--- WHAT YOU NEED TO DO ---
Find every line in the records below that holds the word "have", and copy each one.

--- THE INPUT ---
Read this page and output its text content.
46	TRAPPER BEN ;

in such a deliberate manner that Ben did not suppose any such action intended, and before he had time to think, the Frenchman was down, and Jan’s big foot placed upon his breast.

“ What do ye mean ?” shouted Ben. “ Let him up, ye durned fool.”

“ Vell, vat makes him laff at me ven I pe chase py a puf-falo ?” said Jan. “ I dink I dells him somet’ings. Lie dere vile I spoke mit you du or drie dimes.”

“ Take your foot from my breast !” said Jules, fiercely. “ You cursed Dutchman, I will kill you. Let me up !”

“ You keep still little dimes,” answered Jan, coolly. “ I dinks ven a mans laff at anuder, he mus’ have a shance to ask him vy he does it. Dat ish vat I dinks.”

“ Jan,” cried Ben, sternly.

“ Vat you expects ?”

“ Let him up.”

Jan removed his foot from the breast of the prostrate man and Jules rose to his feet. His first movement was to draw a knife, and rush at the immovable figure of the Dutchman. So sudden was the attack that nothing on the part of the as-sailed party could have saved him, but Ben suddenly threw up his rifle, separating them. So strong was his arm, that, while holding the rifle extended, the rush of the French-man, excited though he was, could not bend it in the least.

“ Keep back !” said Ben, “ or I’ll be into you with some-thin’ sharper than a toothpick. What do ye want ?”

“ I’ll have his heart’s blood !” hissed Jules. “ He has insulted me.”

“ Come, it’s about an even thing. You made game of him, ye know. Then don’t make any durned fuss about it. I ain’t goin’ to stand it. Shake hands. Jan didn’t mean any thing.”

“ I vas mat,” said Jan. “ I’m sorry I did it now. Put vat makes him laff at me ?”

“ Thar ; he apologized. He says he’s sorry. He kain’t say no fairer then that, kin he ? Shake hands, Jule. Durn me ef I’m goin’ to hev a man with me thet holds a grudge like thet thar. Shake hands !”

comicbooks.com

--- EXERCISE ANSWER ---
“ You keep still little dimes,” answered Jan, coolly. “ I dinks ven a mans laff at anuder, he mus’ have a shance to ask him vy he does it. Dat ish vat I dinks.”
Jan removed his foot from the breast of the prostrate man and Jules rose to his feet. His first movement was to draw a knife, and rush at the immovable figure of the Dutchman. So sudden was the attack that nothing on the part of the as-sailed party could have saved him, but Ben suddenly threw up his rifle, separating them. So strong was his arm, that, while holding the rifle extended, the rush of the French-man, excited though he was, could not bend it in the least.
“ I’ll have his heart’s blood !” hissed Jules. “ He has insulted me.”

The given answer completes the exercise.